*Required task*: Wherever the word "liquid" appears in a line, copy that line.

※ ※ ※

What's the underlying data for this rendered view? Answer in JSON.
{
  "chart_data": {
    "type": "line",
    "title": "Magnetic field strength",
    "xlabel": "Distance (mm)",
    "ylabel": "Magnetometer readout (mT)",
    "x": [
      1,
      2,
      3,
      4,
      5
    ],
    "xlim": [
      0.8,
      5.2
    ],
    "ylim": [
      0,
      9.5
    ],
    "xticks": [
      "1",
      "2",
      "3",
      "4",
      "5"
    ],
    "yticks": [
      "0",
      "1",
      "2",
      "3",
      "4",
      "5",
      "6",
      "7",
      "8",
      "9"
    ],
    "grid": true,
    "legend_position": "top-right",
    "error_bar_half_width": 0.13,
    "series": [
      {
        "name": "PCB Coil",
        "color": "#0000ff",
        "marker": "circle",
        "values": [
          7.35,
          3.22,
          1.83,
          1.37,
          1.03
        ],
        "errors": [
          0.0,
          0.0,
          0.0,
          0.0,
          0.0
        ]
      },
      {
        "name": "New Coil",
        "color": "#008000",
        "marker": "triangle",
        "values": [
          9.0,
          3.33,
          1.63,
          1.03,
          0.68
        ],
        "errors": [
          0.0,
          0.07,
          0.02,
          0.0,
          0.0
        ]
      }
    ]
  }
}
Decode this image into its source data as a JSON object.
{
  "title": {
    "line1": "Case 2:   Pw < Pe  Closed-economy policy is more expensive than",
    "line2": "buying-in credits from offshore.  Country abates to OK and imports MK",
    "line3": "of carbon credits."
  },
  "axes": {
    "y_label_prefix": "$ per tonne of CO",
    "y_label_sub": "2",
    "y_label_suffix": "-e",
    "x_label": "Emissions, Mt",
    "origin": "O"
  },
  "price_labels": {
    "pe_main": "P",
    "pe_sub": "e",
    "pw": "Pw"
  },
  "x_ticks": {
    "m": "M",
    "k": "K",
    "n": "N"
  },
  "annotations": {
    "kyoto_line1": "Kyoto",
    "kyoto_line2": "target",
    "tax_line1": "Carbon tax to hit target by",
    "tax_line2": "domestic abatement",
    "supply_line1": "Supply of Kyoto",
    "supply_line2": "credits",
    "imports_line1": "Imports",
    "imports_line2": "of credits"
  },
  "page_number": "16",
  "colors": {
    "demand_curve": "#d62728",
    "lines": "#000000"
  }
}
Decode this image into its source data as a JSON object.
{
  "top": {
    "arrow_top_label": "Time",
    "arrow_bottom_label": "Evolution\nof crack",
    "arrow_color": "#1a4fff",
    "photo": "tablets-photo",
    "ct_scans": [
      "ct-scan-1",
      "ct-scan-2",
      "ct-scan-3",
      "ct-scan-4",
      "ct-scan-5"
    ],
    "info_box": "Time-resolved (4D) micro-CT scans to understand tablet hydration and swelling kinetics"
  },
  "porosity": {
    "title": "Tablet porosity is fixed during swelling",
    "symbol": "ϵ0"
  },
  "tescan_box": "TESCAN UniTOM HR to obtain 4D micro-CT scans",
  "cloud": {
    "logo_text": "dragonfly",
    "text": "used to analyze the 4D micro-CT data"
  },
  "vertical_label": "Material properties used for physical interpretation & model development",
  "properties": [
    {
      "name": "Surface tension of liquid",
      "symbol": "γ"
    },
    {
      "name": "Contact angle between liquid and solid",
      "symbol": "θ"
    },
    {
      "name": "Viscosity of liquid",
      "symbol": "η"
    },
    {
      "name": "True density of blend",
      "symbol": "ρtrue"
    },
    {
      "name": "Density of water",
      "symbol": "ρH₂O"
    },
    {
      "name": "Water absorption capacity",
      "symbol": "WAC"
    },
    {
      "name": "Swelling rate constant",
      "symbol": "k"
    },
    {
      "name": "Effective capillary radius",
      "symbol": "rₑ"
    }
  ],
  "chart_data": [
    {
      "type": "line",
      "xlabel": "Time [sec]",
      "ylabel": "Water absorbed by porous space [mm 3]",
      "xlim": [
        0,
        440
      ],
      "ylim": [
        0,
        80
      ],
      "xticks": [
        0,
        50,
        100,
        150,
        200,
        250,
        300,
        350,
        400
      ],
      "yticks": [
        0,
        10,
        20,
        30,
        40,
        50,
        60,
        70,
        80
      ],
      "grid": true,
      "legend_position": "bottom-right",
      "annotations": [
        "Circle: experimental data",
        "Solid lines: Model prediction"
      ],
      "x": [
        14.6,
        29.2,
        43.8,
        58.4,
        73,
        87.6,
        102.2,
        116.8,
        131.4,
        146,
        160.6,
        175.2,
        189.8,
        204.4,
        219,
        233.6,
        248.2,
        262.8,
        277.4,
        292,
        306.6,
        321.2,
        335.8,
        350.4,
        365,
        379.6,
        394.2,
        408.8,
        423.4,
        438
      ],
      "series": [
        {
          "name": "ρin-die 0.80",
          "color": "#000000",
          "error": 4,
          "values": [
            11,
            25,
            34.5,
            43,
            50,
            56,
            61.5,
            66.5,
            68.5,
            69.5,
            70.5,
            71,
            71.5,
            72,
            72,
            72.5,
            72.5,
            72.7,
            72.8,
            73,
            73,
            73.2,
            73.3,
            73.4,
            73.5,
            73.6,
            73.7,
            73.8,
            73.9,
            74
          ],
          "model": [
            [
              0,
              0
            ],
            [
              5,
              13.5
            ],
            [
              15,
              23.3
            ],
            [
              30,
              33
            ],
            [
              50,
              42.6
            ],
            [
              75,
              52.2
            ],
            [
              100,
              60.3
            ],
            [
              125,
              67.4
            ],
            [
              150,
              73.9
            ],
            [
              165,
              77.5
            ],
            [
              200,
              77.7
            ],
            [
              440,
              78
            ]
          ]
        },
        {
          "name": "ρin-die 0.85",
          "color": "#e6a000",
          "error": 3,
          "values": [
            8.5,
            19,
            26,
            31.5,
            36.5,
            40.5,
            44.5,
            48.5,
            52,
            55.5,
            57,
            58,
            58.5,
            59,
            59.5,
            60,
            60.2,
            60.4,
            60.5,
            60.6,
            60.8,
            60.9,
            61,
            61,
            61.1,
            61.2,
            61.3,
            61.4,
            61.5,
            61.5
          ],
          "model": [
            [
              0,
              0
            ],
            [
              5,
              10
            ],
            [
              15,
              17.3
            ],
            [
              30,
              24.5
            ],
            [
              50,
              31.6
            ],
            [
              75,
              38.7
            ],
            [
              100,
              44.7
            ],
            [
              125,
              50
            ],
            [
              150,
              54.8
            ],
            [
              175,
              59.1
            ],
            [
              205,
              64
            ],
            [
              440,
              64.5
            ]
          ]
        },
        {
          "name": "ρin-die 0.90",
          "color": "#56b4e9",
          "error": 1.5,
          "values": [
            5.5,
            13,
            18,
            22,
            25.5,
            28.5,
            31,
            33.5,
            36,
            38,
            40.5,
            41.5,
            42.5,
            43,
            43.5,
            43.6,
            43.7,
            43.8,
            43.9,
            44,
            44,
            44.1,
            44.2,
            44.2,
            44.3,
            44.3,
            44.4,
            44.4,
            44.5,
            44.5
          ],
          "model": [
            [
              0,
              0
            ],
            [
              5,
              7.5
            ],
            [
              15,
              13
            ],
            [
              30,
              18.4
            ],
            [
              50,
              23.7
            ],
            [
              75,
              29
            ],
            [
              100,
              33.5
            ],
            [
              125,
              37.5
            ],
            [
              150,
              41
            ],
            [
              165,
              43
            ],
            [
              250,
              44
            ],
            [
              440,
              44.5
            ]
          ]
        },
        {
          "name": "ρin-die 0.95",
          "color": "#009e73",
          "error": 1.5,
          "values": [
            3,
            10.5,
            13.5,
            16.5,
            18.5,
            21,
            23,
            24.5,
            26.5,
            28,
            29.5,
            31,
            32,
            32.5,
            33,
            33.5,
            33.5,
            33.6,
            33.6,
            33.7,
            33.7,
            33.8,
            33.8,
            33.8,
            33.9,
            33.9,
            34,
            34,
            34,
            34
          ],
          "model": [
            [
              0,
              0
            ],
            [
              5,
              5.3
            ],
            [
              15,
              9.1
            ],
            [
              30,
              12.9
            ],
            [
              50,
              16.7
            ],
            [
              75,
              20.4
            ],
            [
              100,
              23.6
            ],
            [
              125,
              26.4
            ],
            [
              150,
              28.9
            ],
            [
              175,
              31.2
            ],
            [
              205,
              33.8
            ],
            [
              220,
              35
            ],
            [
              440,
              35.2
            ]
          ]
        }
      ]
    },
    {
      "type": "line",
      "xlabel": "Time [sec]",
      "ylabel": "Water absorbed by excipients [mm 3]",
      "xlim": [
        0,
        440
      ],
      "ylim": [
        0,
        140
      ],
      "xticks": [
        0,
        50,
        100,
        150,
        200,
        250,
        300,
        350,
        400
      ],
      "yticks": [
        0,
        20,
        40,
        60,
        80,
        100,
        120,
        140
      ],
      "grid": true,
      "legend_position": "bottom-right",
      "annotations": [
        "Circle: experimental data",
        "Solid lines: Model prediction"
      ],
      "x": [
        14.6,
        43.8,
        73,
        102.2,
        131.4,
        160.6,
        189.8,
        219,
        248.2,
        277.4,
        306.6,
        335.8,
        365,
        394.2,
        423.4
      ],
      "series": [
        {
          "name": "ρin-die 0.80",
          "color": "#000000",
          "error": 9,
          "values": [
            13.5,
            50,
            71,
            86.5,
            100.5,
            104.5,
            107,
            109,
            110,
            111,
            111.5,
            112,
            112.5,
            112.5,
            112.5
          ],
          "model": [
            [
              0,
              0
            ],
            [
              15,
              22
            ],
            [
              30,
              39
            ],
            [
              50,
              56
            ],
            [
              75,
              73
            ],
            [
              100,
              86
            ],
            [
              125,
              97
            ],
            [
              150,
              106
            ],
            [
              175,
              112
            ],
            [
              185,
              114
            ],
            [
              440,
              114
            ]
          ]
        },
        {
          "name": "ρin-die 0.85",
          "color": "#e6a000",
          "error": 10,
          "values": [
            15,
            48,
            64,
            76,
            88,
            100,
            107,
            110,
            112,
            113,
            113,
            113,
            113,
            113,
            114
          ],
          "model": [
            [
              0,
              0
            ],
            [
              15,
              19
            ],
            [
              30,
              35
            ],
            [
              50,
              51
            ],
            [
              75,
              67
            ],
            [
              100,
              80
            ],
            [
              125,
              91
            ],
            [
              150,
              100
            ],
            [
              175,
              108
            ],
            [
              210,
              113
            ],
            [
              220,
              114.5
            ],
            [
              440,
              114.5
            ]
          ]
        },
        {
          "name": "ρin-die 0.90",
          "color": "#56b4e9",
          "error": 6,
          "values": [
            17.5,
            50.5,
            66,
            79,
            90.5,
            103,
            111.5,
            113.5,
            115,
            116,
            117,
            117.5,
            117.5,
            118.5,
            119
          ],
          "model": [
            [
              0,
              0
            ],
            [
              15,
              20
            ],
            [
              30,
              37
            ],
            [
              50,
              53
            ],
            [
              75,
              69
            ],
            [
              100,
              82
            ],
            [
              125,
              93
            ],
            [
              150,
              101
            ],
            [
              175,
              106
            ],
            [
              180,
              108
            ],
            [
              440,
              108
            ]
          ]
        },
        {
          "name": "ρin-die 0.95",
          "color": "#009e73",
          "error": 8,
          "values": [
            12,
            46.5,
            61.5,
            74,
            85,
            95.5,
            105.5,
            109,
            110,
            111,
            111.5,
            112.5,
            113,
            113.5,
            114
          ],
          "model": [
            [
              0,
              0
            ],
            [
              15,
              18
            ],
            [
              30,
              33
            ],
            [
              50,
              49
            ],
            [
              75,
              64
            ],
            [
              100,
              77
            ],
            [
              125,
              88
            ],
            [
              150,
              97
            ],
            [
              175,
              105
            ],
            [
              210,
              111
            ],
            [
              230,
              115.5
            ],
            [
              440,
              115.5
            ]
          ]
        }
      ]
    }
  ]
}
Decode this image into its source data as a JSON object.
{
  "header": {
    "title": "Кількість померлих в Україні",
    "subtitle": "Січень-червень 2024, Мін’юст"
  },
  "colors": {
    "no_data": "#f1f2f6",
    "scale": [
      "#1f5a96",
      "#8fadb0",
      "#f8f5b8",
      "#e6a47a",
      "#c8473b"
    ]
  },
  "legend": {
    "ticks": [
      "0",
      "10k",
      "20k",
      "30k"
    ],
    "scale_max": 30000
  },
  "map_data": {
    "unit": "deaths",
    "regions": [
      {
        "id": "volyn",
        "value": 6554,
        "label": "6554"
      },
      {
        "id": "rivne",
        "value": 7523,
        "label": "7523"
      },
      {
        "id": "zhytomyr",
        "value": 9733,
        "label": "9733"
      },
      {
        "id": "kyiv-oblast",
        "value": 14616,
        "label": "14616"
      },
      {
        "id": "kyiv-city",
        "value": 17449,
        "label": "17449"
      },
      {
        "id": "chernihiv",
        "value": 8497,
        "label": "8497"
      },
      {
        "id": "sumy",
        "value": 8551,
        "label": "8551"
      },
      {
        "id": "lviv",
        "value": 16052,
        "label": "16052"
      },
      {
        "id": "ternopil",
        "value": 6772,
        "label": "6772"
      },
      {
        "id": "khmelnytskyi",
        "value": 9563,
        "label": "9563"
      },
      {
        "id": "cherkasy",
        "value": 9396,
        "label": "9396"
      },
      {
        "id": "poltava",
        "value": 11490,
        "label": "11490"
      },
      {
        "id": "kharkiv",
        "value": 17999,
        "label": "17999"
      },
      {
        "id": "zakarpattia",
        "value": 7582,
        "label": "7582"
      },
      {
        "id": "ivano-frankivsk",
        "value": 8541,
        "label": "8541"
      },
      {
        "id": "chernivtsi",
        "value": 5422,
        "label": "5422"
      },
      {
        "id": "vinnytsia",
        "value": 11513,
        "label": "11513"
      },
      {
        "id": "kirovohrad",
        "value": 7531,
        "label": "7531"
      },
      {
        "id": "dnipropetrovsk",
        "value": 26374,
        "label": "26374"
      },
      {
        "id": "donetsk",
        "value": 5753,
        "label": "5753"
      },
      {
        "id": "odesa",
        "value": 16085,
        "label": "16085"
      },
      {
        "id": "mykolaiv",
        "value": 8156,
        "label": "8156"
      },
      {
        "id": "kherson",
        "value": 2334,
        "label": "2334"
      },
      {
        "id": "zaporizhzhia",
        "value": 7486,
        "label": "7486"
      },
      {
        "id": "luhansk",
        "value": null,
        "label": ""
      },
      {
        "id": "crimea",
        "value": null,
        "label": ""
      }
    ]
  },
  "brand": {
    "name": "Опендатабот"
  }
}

※ ※ ※

*Solution for this task*:
      "name": "Surface tension of liquid",
      "name": "Contact angle between liquid and solid",
      "name": "Viscosity of liquid",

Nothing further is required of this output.